Your objective ->
Write each record again exactly as it stands.

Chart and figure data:
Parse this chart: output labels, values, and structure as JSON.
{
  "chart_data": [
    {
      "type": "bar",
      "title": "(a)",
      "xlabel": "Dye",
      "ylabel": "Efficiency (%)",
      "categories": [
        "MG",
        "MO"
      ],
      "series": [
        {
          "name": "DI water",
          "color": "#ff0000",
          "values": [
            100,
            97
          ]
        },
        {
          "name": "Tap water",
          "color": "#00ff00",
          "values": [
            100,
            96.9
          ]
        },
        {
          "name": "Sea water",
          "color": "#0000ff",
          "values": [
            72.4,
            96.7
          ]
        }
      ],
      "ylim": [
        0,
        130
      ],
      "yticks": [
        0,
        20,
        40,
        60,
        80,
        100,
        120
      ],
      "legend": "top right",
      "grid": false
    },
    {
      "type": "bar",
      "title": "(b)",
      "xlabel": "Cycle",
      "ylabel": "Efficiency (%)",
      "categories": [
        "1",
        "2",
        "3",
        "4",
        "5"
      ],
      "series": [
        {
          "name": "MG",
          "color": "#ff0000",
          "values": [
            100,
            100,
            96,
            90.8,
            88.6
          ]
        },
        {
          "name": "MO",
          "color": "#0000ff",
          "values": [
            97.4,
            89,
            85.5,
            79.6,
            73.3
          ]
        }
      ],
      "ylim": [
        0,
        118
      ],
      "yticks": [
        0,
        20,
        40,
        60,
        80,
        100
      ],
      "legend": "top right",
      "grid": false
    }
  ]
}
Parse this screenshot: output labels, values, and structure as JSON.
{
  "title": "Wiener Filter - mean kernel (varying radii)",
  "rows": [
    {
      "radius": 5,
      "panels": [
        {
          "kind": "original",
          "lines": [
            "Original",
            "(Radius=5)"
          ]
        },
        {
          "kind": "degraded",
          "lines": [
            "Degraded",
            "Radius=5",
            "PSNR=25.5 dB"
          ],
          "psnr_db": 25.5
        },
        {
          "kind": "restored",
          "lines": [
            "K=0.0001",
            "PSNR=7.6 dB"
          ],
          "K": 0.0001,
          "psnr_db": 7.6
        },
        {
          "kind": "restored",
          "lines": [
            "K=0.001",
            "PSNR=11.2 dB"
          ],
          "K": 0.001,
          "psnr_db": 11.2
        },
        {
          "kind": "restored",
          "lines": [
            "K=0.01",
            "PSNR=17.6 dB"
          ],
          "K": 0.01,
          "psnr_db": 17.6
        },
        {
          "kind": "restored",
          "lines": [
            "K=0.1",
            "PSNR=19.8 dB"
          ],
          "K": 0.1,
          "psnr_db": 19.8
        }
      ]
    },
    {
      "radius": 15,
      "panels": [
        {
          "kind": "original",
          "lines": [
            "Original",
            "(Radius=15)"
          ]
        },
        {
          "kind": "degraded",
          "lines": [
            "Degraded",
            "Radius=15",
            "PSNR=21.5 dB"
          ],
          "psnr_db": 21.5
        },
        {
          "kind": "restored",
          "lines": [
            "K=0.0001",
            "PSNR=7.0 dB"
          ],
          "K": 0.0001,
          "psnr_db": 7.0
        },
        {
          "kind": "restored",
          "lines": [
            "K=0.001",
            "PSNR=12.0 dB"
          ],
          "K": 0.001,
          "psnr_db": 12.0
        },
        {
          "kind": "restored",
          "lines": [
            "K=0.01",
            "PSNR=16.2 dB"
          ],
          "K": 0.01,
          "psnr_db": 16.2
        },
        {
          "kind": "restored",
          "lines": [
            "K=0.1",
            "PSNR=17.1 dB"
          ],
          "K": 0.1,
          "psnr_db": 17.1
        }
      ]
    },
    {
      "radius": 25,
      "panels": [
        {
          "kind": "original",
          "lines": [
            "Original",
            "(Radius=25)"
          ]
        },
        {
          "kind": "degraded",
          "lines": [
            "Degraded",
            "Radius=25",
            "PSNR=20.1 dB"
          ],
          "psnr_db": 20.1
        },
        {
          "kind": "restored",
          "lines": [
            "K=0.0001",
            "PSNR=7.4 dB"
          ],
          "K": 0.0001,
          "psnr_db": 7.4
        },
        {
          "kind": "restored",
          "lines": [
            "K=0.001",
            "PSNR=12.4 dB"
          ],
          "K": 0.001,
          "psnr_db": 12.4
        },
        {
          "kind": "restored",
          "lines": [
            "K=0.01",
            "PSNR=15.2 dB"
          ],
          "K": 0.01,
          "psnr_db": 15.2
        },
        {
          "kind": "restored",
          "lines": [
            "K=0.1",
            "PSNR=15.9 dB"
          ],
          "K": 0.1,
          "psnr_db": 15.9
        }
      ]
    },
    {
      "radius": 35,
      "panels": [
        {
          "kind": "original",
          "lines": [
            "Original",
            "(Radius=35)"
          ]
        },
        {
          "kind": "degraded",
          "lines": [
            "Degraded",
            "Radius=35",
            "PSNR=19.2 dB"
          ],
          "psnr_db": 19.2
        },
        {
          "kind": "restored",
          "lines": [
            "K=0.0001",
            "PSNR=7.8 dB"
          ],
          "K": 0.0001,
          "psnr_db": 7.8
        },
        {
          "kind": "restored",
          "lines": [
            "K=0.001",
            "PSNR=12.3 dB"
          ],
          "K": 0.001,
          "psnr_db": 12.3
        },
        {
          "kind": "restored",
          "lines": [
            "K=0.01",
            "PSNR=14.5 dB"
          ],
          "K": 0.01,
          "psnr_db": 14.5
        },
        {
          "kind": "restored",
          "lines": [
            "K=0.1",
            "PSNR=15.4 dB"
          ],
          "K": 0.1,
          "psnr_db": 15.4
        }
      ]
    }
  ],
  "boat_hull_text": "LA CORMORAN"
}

Full response ->
Parse this chart: output labels, values, and structure as JSON.
{
  "chart_data": [
    {
      "type": "bar",
      "title": "(a)",
      "xlabel": "Dye",
      "ylabel": "Efficiency (%)",
      "categories": [
        "MG",
        "MO"
      ],
      "series": [
        {
          "name": "DI water",
          "color": "#ff0000",
          "values": [
            100,
            97
          ]
        },
        {
          "name": "Tap water",
          "color": "#00ff00",
          "values": [
            100,
            96.9
          ]
        },
        {
          "name": "Sea water",
          "color": "#0000ff",
          "values": [
            72.4,
            96.7
          ]
        }
      ],
      "ylim": [
        0,
        130
      ],
      "yticks": [
        0,
        20,
        40,
        60,
        80,
        100,
        120
      ],
      "legend": "top right",
      "grid": false
    },
    {
      "type": "bar",
      "title": "(b)",
      "xlabel": "Cycle",
      "ylabel": "Efficiency (%)",
      "categories": [
        "1",
        "2",
        "3",
        "4",
        "5"
      ],
      "series": [
        {
          "name": "MG",
          "color": "#ff0000",
          "values": [
            100,
            100,
            96,
            90.8,
            88.6
          ]
        },
        {
          "name": "MO",
          "color": "#0000ff",
          "values": [
            97.4,
            89,
            85.5,
            79.6,
            73.3
          ]
        }
      ],
      "ylim": [
        0,
        118
      ],
      "yticks": [
        0,
        20,
        40,
        60,
        80,
        100
      ],
      "legend": "top right",
      "grid": false
    }
  ]
}
Parse this screenshot: output labels, values, and structure as JSON.
{
  "title": "Wiener Filter - mean kernel (varying radii)",
  "rows": [
    {
      "radius": 5,
      "panels": [
        {
          "kind": "original",
          "lines": [
            "Original",
            "(Radius=5)"
          ]
        },
        {
          "kind": "degraded",
          "lines": [
            "Degraded",
            "Radius=5",
            "PSNR=25.5 dB"
          ],
          "psnr_db": 25.5
        },
        {
          "kind": "restored",
          "lines": [
            "K=0.0001",
            "PSNR=7.6 dB"
          ],
          "K": 0.0001,
          "psnr_db": 7.6
        },
        {
          "kind": "restored",
          "lines": [
            "K=0.001",
            "PSNR=11.2 dB"
          ],
          "K": 0.001,
          "psnr_db": 11.2
        },
        {
          "kind": "restored",
          "lines": [
            "K=0.01",
            "PSNR=17.6 dB"
          ],
          "K": 0.01,
          "psnr_db": 17.6
        },
        {
          "kind": "restored",
          "lines": [
            "K=0.1",
            "PSNR=19.8 dB"
          ],
          "K": 0.1,
          "psnr_db": 19.8
        }
      ]
    },
    {
      "radius": 15,
      "panels": [
        {
          "kind": "original",
          "lines": [
            "Original",
            "(Radius=15)"
          ]
        },
        {
          "kind": "degraded",
          "lines": [
            "Degraded",
            "Radius=15",
            "PSNR=21.5 dB"
          ],
          "psnr_db": 21.5
        },
        {
          "kind": "restored",
          "lines": [
            "K=0.0001",
            "PSNR=7.0 dB"
          ],
          "K": 0.0001,
          "psnr_db": 7.0
        },
        {
          "kind": "restored",
          "lines": [
            "K=0.001",
            "PSNR=12.0 dB"
          ],
          "K": 0.001,
          "psnr_db": 12.0
        },
        {
          "kind": "restored",
          "lines": [
            "K=0.01",
            "PSNR=16.2 dB"
          ],
          "K": 0.01,
          "psnr_db": 16.2
        },
        {
          "kind": "restored",
          "lines": [
            "K=0.1",
            "PSNR=17.1 dB"
          ],
          "K": 0.1,
          "psnr_db": 17.1
        }
      ]
    },
    {
      "radius": 25,
      "panels": [
        {
          "kind": "original",
          "lines": [
            "Original",
            "(Radius=25)"
          ]
        },
        {
          "kind": "degraded",
          "lines": [
            "Degraded",
            "Radius=25",
            "PSNR=20.1 dB"
          ],
          "psnr_db": 20.1
        },
        {
          "kind": "restored",
          "lines": [
            "K=0.0001",
            "PSNR=7.4 dB"
          ],
          "K": 0.0001,
          "psnr_db": 7.4
        },
        {
          "kind": "restored",
          "lines": [
            "K=0.001",
            "PSNR=12.4 dB"
          ],
          "K": 0.001,
          "psnr_db": 12.4
        },
        {
          "kind": "restored",
          "lines": [
            "K=0.01",
            "PSNR=15.2 dB"
          ],
          "K": 0.01,
          "psnr_db": 15.2
        },
        {
          "kind": "restored",
          "lines": [
            "K=0.1",
            "PSNR=15.9 dB"
          ],
          "K": 0.1,
          "psnr_db": 15.9
        }
      ]
    },
    {
      "radius": 35,
      "panels": [
        {
          "kind": "original",
          "lines": [
            "Original",
            "(Radius=35)"
          ]
        },
        {
          "kind": "degraded",
          "lines": [
            "Degraded",
            "Radius=35",
            "PSNR=19.2 dB"
          ],
          "psnr_db": 19.2
        },
        {
          "kind": "restored",
          "lines": [
            "K=0.0001",
            "PSNR=7.8 dB"
          ],
          "K": 0.0001,
          "psnr_db": 7.8
        },
        {
          "kind": "restored",
          "lines": [
            "K=0.001",
            "PSNR=12.3 dB"
          ],
          "K": 0.001,
          "psnr_db": 12.3
        },
        {
          "kind": "restored",
          "lines": [
            "K=0.01",
            "PSNR=14.5 dB"
          ],
          "K": 0.01,
          "psnr_db": 14.5
        },
        {
          "kind": "restored",
          "lines": [
            "K=0.1",
            "PSNR=15.4 dB"
          ],
          "K": 0.1,
          "psnr_db": 15.4
        }
      ]
    }
  ],
  "boat_hull_text": "LA CORMORAN"
}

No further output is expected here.